Restate the full set of records exactly, without adding or dropping a word.

(Items listed in a dataset)
-- -- --
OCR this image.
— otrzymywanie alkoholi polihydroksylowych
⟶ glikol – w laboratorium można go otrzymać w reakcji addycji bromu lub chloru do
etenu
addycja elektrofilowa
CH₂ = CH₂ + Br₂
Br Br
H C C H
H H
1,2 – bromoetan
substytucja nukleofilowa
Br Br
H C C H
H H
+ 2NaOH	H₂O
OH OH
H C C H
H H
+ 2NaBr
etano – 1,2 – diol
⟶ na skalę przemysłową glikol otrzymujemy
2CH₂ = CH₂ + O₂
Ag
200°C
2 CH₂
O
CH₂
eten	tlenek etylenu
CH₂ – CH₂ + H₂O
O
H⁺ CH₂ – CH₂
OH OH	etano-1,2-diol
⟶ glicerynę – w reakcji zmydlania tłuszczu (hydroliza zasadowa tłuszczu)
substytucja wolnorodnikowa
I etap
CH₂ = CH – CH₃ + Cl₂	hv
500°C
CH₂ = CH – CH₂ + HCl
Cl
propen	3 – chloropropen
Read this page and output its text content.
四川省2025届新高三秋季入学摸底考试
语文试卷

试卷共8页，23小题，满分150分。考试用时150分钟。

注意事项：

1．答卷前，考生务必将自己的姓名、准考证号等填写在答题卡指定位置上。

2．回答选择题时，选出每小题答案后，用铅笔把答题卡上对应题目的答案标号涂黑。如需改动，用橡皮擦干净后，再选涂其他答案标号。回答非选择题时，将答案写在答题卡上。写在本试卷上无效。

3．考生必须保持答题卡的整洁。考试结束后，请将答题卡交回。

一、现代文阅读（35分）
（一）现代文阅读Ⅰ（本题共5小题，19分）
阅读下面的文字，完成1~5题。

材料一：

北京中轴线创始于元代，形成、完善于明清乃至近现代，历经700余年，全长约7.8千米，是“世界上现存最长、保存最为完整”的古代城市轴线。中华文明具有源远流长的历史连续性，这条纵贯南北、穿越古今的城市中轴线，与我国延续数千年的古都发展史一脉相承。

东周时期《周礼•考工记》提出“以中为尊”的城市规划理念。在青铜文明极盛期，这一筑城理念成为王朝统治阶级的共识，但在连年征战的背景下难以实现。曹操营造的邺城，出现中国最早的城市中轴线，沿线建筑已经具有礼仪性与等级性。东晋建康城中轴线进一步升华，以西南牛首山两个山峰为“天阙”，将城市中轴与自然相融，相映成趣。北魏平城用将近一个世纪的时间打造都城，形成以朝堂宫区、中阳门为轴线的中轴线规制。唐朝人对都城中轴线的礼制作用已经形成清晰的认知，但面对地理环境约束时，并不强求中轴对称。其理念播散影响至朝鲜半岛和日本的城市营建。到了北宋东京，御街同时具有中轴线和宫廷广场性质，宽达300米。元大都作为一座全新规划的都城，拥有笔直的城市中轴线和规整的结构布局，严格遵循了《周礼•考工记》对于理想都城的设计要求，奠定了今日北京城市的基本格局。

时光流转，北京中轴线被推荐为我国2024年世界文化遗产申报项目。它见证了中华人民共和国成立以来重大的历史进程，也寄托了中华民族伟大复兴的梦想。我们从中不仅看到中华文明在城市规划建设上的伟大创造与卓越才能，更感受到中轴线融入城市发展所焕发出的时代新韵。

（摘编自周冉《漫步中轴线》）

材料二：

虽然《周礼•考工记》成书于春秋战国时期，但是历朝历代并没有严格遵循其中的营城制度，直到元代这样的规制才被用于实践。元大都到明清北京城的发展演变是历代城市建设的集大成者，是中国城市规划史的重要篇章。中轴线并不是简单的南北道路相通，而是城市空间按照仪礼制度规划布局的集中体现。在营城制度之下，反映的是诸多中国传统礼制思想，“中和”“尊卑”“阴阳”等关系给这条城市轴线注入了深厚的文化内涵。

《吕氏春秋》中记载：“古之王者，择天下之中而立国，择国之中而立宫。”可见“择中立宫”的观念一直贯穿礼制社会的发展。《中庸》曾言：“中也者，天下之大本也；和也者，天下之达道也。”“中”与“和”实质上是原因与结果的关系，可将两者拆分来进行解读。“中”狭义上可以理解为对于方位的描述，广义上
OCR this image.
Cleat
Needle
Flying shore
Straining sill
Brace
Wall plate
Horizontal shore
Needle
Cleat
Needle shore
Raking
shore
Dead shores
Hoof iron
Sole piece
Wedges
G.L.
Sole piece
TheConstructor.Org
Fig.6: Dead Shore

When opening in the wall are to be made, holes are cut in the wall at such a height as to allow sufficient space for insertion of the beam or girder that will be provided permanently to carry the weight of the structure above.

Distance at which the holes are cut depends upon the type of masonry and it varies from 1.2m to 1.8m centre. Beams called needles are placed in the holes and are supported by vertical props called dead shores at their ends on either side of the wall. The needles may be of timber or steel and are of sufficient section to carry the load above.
-- -- --
• _RESPONSE TO THIS TASK_
OCR this image.
— otrzymywanie alkoholi polihydroksylowych
⟶ glikol – w laboratorium można go otrzymać w reakcji addycji bromu lub chloru do
etenu
addycja elektrofilowa
CH₂ = CH₂ + Br₂
Br Br
H C C H
H H
1,2 – bromoetan
substytucja nukleofilowa
Br Br
H C C H
H H
+ 2NaOH	H₂O
OH OH
H C C H
H H
+ 2NaBr
etano – 1,2 – diol
⟶ na skalę przemysłową glikol otrzymujemy
2CH₂ = CH₂ + O₂
Ag
200°C
2 CH₂
O
CH₂
eten	tlenek etylenu
CH₂ – CH₂ + H₂O
O
H⁺ CH₂ – CH₂
OH OH	etano-1,2-diol
⟶ glicerynę – w reakcji zmydlania tłuszczu (hydroliza zasadowa tłuszczu)
substytucja wolnorodnikowa
I etap
CH₂ = CH – CH₃ + Cl₂	hv
500°C
CH₂ = CH – CH₂ + HCl
Cl
propen	3 – chloropropen
Read this page and output its text content.
四川省2025届新高三秋季入学摸底考试
语文试卷

试卷共8页，23小题，满分150分。考试用时150分钟。

注意事项：

1．答卷前，考生务必将自己的姓名、准考证号等填写在答题卡指定位置上。

2．回答选择题时，选出每小题答案后，用铅笔把答题卡上对应题目的答案标号涂黑。如需改动，用橡皮擦干净后，再选涂其他答案标号。回答非选择题时，将答案写在答题卡上。写在本试卷上无效。

3．考生必须保持答题卡的整洁。考试结束后，请将答题卡交回。

一、现代文阅读（35分）
（一）现代文阅读Ⅰ（本题共5小题，19分）
阅读下面的文字，完成1~5题。

材料一：

北京中轴线创始于元代，形成、完善于明清乃至近现代，历经700余年，全长约7.8千米，是“世界上现存最长、保存最为完整”的古代城市轴线。中华文明具有源远流长的历史连续性，这条纵贯南北、穿越古今的城市中轴线，与我国延续数千年的古都发展史一脉相承。

东周时期《周礼•考工记》提出“以中为尊”的城市规划理念。在青铜文明极盛期，这一筑城理念成为王朝统治阶级的共识，但在连年征战的背景下难以实现。曹操营造的邺城，出现中国最早的城市中轴线，沿线建筑已经具有礼仪性与等级性。东晋建康城中轴线进一步升华，以西南牛首山两个山峰为“天阙”，将城市中轴与自然相融，相映成趣。北魏平城用将近一个世纪的时间打造都城，形成以朝堂宫区、中阳门为轴线的中轴线规制。唐朝人对都城中轴线的礼制作用已经形成清晰的认知，但面对地理环境约束时，并不强求中轴对称。其理念播散影响至朝鲜半岛和日本的城市营建。到了北宋东京，御街同时具有中轴线和宫廷广场性质，宽达300米。元大都作为一座全新规划的都城，拥有笔直的城市中轴线和规整的结构布局，严格遵循了《周礼•考工记》对于理想都城的设计要求，奠定了今日北京城市的基本格局。

时光流转，北京中轴线被推荐为我国2024年世界文化遗产申报项目。它见证了中华人民共和国成立以来重大的历史进程，也寄托了中华民族伟大复兴的梦想。我们从中不仅看到中华文明在城市规划建设上的伟大创造与卓越才能，更感受到中轴线融入城市发展所焕发出的时代新韵。

（摘编自周冉《漫步中轴线》）

材料二：

虽然《周礼•考工记》成书于春秋战国时期，但是历朝历代并没有严格遵循其中的营城制度，直到元代这样的规制才被用于实践。元大都到明清北京城的发展演变是历代城市建设的集大成者，是中国城市规划史的重要篇章。中轴线并不是简单的南北道路相通，而是城市空间按照仪礼制度规划布局的集中体现。在营城制度之下，反映的是诸多中国传统礼制思想，“中和”“尊卑”“阴阳”等关系给这条城市轴线注入了深厚的文化内涵。

《吕氏春秋》中记载：“古之王者，择天下之中而立国，择国之中而立宫。”可见“择中立宫”的观念一直贯穿礼制社会的发展。《中庸》曾言：“中也者，天下之大本也；和也者，天下之达道也。”“中”与“和”实质上是原因与结果的关系，可将两者拆分来进行解读。“中”狭义上可以理解为对于方位的描述，广义上
OCR this image.
Cleat
Needle
Flying shore
Straining sill
Brace
Wall plate
Horizontal shore
Needle
Cleat
Needle shore
Raking
shore
Dead shores
Hoof iron
Sole piece
Wedges
G.L.
Sole piece
TheConstructor.Org
Fig.6: Dead Shore

When opening in the wall are to be made, holes are cut in the wall at such a height as to allow sufficient space for insertion of the beam or girder that will be provided permanently to carry the weight of the structure above.

Distance at which the holes are cut depends upon the type of masonry and it varies from 1.2m to 1.8m centre. Beams called needles are placed in the holes and are supported by vertical props called dead shores at their ends on either side of the wall. The needles may be of timber or steel and are of sufficient section to carry the load above.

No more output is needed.